§ Task directions:
Omit all pictures. Copy the rest of the material exactly.
** Start Data supplied **
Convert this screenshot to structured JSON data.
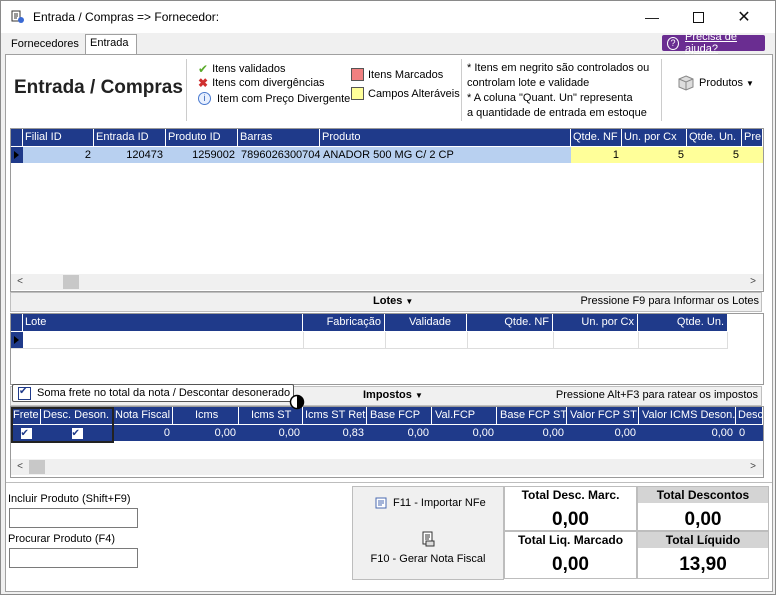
{
  "window": {
    "title": "Entrada / Compras => Fornecedor:"
  },
  "tabs": [
    {
      "label": "Fornecedores"
    },
    {
      "label": "Entrada"
    }
  ],
  "help_label": "Precisa de ajuda?",
  "page_title": "Entrada / Compras",
  "legend": {
    "validated": "Itens validados",
    "divergent": "Itens com divergências",
    "price_divergent": "Item com Preço Divergente",
    "marked": "Itens Marcados",
    "changed": "Campos Alteráveis"
  },
  "notes": {
    "bold": [
      "* Itens em negrito são controlados ou",
      "controlam lote e validade"
    ],
    "quant": [
      "* A coluna \"Quant. Un\" representa",
      "a quantidade de entrada em estoque"
    ]
  },
  "products_button": "Produtos",
  "items_grid": {
    "columns": [
      "Filial ID",
      "Entrada ID",
      "Produto ID",
      "Barras",
      "Produto",
      "Qtde. NF",
      "Un. por Cx",
      "Qtde. Un.",
      "Pre"
    ],
    "row": [
      "2",
      "120473",
      "1259002",
      "7896026300704",
      "ANADOR 500 MG C/ 2 CP",
      "1",
      "5",
      "5",
      ""
    ]
  },
  "lotes": {
    "title": "Lotes",
    "hint": "Pressione F9 para Informar os Lotes",
    "columns": [
      "Lote",
      "Fabricação",
      "Validade",
      "Qtde. NF",
      "Un. por Cx",
      "Qtde. Un."
    ]
  },
  "impostos": {
    "checkbox_label": "Soma frete no total da nota / Descontar desonerado",
    "title": "Impostos",
    "hint": "Pressione Alt+F3 para ratear os impostos",
    "columns": [
      "Frete",
      "Desc. Deson.",
      "Nota Fiscal",
      "Icms",
      "Icms ST",
      "Icms ST Ret",
      "Base FCP",
      "Val.FCP",
      "Base FCP ST",
      "Valor FCP ST",
      "Valor ICMS Deson.",
      "Desc."
    ],
    "row": [
      "",
      "",
      "0",
      "0,00",
      "0,00",
      "0,83",
      "0,00",
      "0,00",
      "0,00",
      "0,00",
      "0,00",
      "0"
    ]
  },
  "include_product": {
    "label": "Incluir Produto (Shift+F9)",
    "value": ""
  },
  "search_product": {
    "label": "Procurar Produto (F4)",
    "value": ""
  },
  "actions": {
    "import_nfe": "F11 - Importar NFe",
    "generate_nf": "F10 - Gerar Nota Fiscal"
  },
  "totals": {
    "desc_marc": {
      "label": "Total Desc. Marc.",
      "value": "0,00"
    },
    "descontos": {
      "label": "Total Descontos",
      "value": "0,00"
    },
    "liq_marcado": {
      "label": "Total Liq. Marcado",
      "value": "0,00"
    },
    "liquido": {
      "label": "Total Líquido",
      "value": "13,90"
    }
  },
  "colors": {
    "header": "#1f3a8a",
    "selected_row": "#b8d0f0",
    "editable": "#ffff99",
    "help": "#6a2d91"
  }
}
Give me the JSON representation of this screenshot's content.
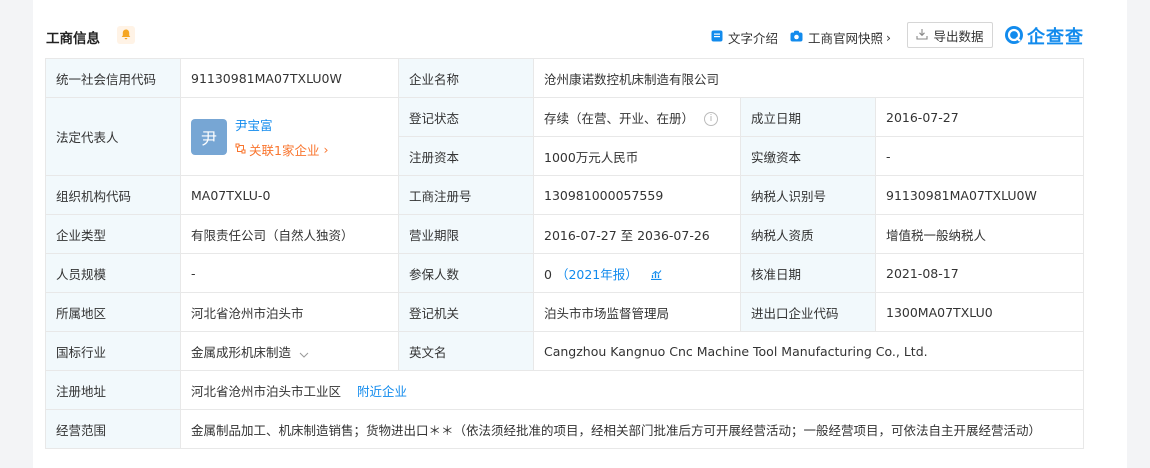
{
  "header": {
    "title": "工商信息",
    "intro_label": "文字介绍",
    "snapshot_label": "工商官网快照",
    "snapshot_arrow": "›",
    "export_label": "导出数据",
    "logo_text": "企查查"
  },
  "rows": {
    "credit_code": {
      "label": "统一社会信用代码",
      "value": "91130981MA07TXLU0W"
    },
    "company_name": {
      "label": "企业名称",
      "value": "沧州康诺数控机床制造有限公司"
    },
    "legal_rep": {
      "label": "法定代表人",
      "avatar_char": "尹",
      "name": "尹宝富",
      "related": "关联1家企业",
      "related_arrow": "›"
    },
    "reg_status": {
      "label": "登记状态",
      "value": "存续（在营、开业、在册）",
      "info_icon": "i"
    },
    "established": {
      "label": "成立日期",
      "value": "2016-07-27"
    },
    "reg_capital": {
      "label": "注册资本",
      "value": "1000万元人民币"
    },
    "paid_capital": {
      "label": "实缴资本",
      "value": "-"
    },
    "org_code": {
      "label": "组织机构代码",
      "value": "MA07TXLU-0"
    },
    "reg_no": {
      "label": "工商注册号",
      "value": "130981000057559"
    },
    "taxpayer_id": {
      "label": "纳税人识别号",
      "value": "91130981MA07TXLU0W"
    },
    "company_type": {
      "label": "企业类型",
      "value": "有限责任公司（自然人独资）"
    },
    "term": {
      "label": "营业期限",
      "value": "2016-07-27 至 2036-07-26"
    },
    "taxpayer_qual": {
      "label": "纳税人资质",
      "value": "增值税一般纳税人"
    },
    "staff": {
      "label": "人员规模",
      "value": "-"
    },
    "insured": {
      "label": "参保人数",
      "value": "0",
      "report": "（2021年报）"
    },
    "approve_date": {
      "label": "核准日期",
      "value": "2021-08-17"
    },
    "region": {
      "label": "所属地区",
      "value": "河北省沧州市泊头市"
    },
    "authority": {
      "label": "登记机关",
      "value": "泊头市市场监督管理局"
    },
    "ie_code": {
      "label": "进出口企业代码",
      "value": "1300MA07TXLU0"
    },
    "industry": {
      "label": "国标行业",
      "value": "金属成形机床制造"
    },
    "english_name": {
      "label": "英文名",
      "value": "Cangzhou Kangnuo Cnc Machine Tool Manufacturing Co., Ltd."
    },
    "address": {
      "label": "注册地址",
      "value": "河北省沧州市泊头市工业区",
      "nearby": "附近企业"
    },
    "scope": {
      "label": "经营范围",
      "value": "金属制品加工、机床制造销售；货物进出口＊＊（依法须经批准的项目，经相关部门批准后方可开展经营活动；一般经营项目，可依法自主开展经营活动）"
    }
  },
  "colors": {
    "accent": "#128bed",
    "orange": "#f9752e",
    "label_bg": "#f2f9fc"
  },
  "icons": [
    "bell-icon",
    "doc-icon",
    "camera-icon",
    "download-icon",
    "logo-icon",
    "link-icon",
    "info-icon",
    "chevron-down-icon",
    "chart-icon"
  ]
}
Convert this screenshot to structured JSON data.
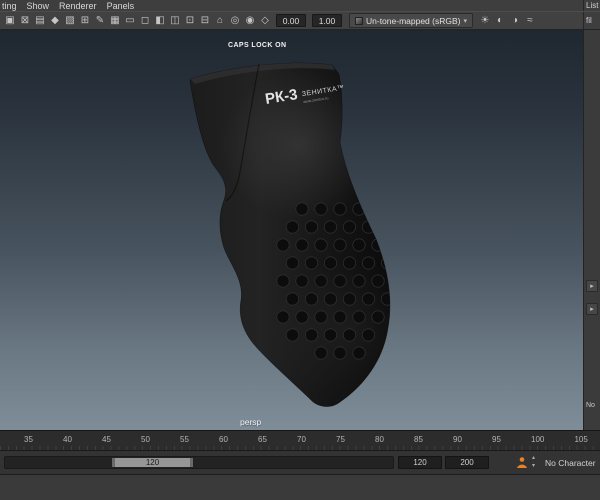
** End Data supplied **
§ Answer to this task:
Convert this screenshot to structured JSON data.
{
  "window": {
    "title": "Entrada / Compras => Fornecedor:"
  },
  "tabs": [
    {
      "label": "Fornecedores"
    },
    {
      "label": "Entrada"
    }
  ],
  "help_label": "Precisa de ajuda?",
  "page_title": "Entrada / Compras",
  "legend": {
    "validated": "Itens validados",
    "divergent": "Itens com divergências",
    "price_divergent": "Item com Preço Divergente",
    "marked": "Itens Marcados",
    "changed": "Campos Alteráveis"
  },
  "notes": {
    "bold": [
      "* Itens em negrito são controlados ou",
      "controlam lote e validade"
    ],
    "quant": [
      "* A coluna \"Quant. Un\" representa",
      "a quantidade de entrada em estoque"
    ]
  },
  "products_button": "Produtos",
  "items_grid": {
    "columns": [
      "Filial ID",
      "Entrada ID",
      "Produto ID",
      "Barras",
      "Produto",
      "Qtde. NF",
      "Un. por Cx",
      "Qtde. Un.",
      "Pre"
    ],
    "row": [
      "2",
      "120473",
      "1259002",
      "7896026300704",
      "ANADOR 500 MG C/ 2 CP",
      "1",
      "5",
      "5",
      ""
    ]
  },
  "lotes": {
    "title": "Lotes",
    "hint": "Pressione F9 para Informar os Lotes",
    "columns": [
      "Lote",
      "Fabricação",
      "Validade",
      "Qtde. NF",
      "Un. por Cx",
      "Qtde. Un."
    ]
  },
  "impostos": {
    "checkbox_label": "Soma frete no total da nota / Descontar desonerado",
    "title": "Impostos",
    "hint": "Pressione Alt+F3 para ratear os impostos",
    "columns": [
      "Frete",
      "Desc. Deson.",
      "Nota Fiscal",
      "Icms",
      "Icms ST",
      "Icms ST Ret",
      "Base FCP",
      "Val.FCP",
      "Base FCP ST",
      "Valor FCP ST",
      "Valor ICMS Deson.",
      "Desc."
    ],
    "row": [
      "",
      "",
      "0",
      "0,00",
      "0,00",
      "0,83",
      "0,00",
      "0,00",
      "0,00",
      "0,00",
      "0,00",
      "0"
    ]
  },
  "include_product": {
    "label": "Incluir Produto (Shift+F9)",
    "value": ""
  },
  "search_product": {
    "label": "Procurar Produto (F4)",
    "value": ""
  },
  "actions": {
    "import_nfe": "F11 - Importar NFe",
    "generate_nf": "F10 - Gerar Nota Fiscal"
  },
  "totals": {
    "desc_marc": {
      "label": "Total Desc. Marc.",
      "value": "0,00"
    },
    "descontos": {
      "label": "Total Descontos",
      "value": "0,00"
    },
    "liq_marcado": {
      "label": "Total Liq. Marcado",
      "value": "0,00"
    },
    "liquido": {
      "label": "Total Líquido",
      "value": "13,90"
    }
  },
  "colors": {
    "header": "#1f3a8a",
    "selected_row": "#b8d0f0",
    "editable": "#ffff99",
    "help": "#6a2d91"
  }
}
Give me the JSON representation of this screenshot's content.
{
  "header": {
    "title": "工商信息",
    "intro_label": "文字介绍",
    "snapshot_label": "工商官网快照",
    "snapshot_arrow": "›",
    "export_label": "导出数据",
    "logo_text": "企查查"
  },
  "rows": {
    "credit_code": {
      "label": "统一社会信用代码",
      "value": "91130981MA07TXLU0W"
    },
    "company_name": {
      "label": "企业名称",
      "value": "沧州康诺数控机床制造有限公司"
    },
    "legal_rep": {
      "label": "法定代表人",
      "avatar_char": "尹",
      "name": "尹宝富",
      "related": "关联1家企业",
      "related_arrow": "›"
    },
    "reg_status": {
      "label": "登记状态",
      "value": "存续（在营、开业、在册）",
      "info_icon": "i"
    },
    "established": {
      "label": "成立日期",
      "value": "2016-07-27"
    },
    "reg_capital": {
      "label": "注册资本",
      "value": "1000万元人民币"
    },
    "paid_capital": {
      "label": "实缴资本",
      "value": "-"
    },
    "org_code": {
      "label": "组织机构代码",
      "value": "MA07TXLU-0"
    },
    "reg_no": {
      "label": "工商注册号",
      "value": "130981000057559"
    },
    "taxpayer_id": {
      "label": "纳税人识别号",
      "value": "91130981MA07TXLU0W"
    },
    "company_type": {
      "label": "企业类型",
      "value": "有限责任公司（自然人独资）"
    },
    "term": {
      "label": "营业期限",
      "value": "2016-07-27 至 2036-07-26"
    },
    "taxpayer_qual": {
      "label": "纳税人资质",
      "value": "增值税一般纳税人"
    },
    "staff": {
      "label": "人员规模",
      "value": "-"
    },
    "insured": {
      "label": "参保人数",
      "value": "0",
      "report": "（2021年报）"
    },
    "approve_date": {
      "label": "核准日期",
      "value": "2021-08-17"
    },
    "region": {
      "label": "所属地区",
      "value": "河北省沧州市泊头市"
    },
    "authority": {
      "label": "登记机关",
      "value": "泊头市市场监督管理局"
    },
    "ie_code": {
      "label": "进出口企业代码",
      "value": "1300MA07TXLU0"
    },
    "industry": {
      "label": "国标行业",
      "value": "金属成形机床制造"
    },
    "english_name": {
      "label": "英文名",
      "value": "Cangzhou Kangnuo Cnc Machine Tool Manufacturing Co., Ltd."
    },
    "address": {
      "label": "注册地址",
      "value": "河北省沧州市泊头市工业区",
      "nearby": "附近企业"
    },
    "scope": {
      "label": "经营范围",
      "value": "金属制品加工、机床制造销售；货物进出口＊＊（依法须经批准的项目，经相关部门批准后方可开展经营活动；一般经营项目，可依法自主开展经营活动）"
    }
  },
  "colors": {
    "accent": "#128bed",
    "orange": "#f9752e",
    "label_bg": "#f2f9fc"
  },
  "icons": [
    "bell-icon",
    "doc-icon",
    "camera-icon",
    "download-icon",
    "logo-icon",
    "link-icon",
    "info-icon",
    "chevron-down-icon",
    "chart-icon"
  ]
}
Convert this screenshot to structured JSON data.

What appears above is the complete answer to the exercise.